[DATASET EXCERPTS]:
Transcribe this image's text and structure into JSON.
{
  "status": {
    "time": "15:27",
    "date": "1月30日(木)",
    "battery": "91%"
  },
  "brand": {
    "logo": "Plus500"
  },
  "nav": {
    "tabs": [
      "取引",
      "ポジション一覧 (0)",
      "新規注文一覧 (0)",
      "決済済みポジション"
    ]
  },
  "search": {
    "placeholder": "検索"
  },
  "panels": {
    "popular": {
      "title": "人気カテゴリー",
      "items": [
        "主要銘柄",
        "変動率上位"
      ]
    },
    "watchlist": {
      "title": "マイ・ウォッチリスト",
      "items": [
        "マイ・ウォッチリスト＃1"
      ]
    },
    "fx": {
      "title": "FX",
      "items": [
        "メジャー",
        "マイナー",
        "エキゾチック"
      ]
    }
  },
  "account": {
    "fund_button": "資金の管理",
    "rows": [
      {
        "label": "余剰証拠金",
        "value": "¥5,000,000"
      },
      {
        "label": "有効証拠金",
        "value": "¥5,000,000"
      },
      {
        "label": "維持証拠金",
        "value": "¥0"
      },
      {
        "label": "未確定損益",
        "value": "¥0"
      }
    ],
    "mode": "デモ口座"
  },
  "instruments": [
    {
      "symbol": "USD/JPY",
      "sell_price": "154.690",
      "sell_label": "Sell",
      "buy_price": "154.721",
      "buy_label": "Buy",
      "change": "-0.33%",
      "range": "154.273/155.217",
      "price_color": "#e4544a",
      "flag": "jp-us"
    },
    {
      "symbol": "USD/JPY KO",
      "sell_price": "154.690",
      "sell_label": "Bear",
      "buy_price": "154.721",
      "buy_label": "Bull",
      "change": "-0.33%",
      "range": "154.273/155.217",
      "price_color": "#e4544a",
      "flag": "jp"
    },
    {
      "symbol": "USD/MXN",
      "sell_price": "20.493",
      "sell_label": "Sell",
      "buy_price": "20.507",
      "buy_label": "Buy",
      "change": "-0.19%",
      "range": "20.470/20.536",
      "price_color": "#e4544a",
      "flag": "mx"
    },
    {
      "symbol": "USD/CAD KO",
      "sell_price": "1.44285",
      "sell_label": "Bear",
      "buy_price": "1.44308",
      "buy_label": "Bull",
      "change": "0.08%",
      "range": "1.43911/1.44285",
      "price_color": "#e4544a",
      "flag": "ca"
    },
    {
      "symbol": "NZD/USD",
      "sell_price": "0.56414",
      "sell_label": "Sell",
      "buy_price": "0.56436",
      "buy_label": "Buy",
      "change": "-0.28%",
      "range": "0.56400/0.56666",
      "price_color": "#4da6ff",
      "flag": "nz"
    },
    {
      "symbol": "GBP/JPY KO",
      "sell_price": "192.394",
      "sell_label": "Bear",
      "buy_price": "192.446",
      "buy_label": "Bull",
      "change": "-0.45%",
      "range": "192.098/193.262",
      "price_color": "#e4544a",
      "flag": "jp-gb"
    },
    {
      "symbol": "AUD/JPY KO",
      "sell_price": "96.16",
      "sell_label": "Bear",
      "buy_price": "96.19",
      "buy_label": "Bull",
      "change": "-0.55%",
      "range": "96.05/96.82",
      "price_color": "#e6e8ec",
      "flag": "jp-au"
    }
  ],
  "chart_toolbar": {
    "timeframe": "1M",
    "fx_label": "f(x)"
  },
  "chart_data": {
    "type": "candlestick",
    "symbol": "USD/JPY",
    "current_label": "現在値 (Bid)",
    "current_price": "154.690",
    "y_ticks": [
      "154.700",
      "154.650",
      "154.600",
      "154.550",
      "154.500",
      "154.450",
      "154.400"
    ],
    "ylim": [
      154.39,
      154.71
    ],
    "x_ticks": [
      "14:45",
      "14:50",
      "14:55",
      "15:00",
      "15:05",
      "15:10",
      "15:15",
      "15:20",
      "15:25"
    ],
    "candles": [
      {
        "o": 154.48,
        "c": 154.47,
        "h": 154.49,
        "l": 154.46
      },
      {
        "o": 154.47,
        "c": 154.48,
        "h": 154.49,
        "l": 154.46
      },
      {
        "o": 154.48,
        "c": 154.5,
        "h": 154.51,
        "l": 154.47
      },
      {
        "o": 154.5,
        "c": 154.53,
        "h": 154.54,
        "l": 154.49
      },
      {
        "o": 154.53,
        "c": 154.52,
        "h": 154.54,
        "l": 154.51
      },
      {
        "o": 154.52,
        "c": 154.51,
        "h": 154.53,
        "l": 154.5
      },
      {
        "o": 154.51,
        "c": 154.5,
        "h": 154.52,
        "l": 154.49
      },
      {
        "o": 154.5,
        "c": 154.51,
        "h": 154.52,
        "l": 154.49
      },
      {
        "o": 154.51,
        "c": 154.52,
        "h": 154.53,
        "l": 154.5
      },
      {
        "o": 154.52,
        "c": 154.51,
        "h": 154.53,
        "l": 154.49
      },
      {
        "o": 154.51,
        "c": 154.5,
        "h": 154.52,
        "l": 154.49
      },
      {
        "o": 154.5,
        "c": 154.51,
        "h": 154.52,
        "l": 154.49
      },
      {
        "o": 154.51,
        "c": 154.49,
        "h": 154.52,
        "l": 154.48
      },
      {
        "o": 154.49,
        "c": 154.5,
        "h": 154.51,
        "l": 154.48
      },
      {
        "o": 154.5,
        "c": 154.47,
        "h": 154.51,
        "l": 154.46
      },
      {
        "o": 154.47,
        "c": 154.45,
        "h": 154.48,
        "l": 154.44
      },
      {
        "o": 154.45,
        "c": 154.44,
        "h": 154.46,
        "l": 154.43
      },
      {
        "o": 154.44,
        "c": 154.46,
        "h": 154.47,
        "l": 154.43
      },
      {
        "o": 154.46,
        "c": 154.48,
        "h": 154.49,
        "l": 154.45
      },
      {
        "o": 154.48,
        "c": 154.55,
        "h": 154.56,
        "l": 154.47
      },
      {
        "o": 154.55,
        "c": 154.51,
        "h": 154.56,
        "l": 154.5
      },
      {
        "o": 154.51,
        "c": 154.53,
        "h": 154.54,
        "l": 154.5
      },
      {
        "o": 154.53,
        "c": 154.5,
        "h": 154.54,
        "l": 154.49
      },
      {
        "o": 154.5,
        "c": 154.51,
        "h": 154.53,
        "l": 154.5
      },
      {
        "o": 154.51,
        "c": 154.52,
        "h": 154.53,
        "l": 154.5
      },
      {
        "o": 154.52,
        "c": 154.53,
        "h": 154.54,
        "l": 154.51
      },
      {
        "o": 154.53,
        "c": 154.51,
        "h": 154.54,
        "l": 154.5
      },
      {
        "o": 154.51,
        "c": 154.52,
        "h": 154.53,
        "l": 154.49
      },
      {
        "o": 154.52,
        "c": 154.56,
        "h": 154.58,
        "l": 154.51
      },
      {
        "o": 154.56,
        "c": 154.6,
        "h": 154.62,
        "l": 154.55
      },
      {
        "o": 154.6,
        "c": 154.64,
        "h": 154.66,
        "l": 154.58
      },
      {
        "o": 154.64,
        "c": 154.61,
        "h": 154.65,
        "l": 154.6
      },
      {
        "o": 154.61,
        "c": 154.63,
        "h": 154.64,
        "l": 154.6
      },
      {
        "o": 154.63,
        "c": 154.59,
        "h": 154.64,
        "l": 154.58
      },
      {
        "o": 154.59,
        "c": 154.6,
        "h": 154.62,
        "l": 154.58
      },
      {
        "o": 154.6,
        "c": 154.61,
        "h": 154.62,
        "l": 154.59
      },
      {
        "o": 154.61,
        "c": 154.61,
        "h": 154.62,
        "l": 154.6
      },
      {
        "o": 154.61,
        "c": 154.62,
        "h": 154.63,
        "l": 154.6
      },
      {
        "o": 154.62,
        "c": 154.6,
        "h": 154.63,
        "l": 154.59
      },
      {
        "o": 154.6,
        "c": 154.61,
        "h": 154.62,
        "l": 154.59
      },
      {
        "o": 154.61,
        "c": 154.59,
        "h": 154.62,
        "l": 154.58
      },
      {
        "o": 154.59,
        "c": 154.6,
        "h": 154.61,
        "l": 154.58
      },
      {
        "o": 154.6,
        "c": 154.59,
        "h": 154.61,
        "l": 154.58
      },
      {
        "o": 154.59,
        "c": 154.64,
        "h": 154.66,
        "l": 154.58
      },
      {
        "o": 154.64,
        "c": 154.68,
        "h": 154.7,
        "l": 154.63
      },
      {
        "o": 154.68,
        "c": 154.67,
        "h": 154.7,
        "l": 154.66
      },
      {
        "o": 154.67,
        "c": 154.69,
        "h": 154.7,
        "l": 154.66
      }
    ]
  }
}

[REQUIREMENTS]: Search the data for "flag" and list every line in which it occurs.

[PROBLEM SOLUTION]:
      "flag": "jp-us"
      "flag": "jp"
      "flag": "mx"
      "flag": "ca"
      "flag": "nz"
      "flag": "jp-gb"
      "flag": "jp-au"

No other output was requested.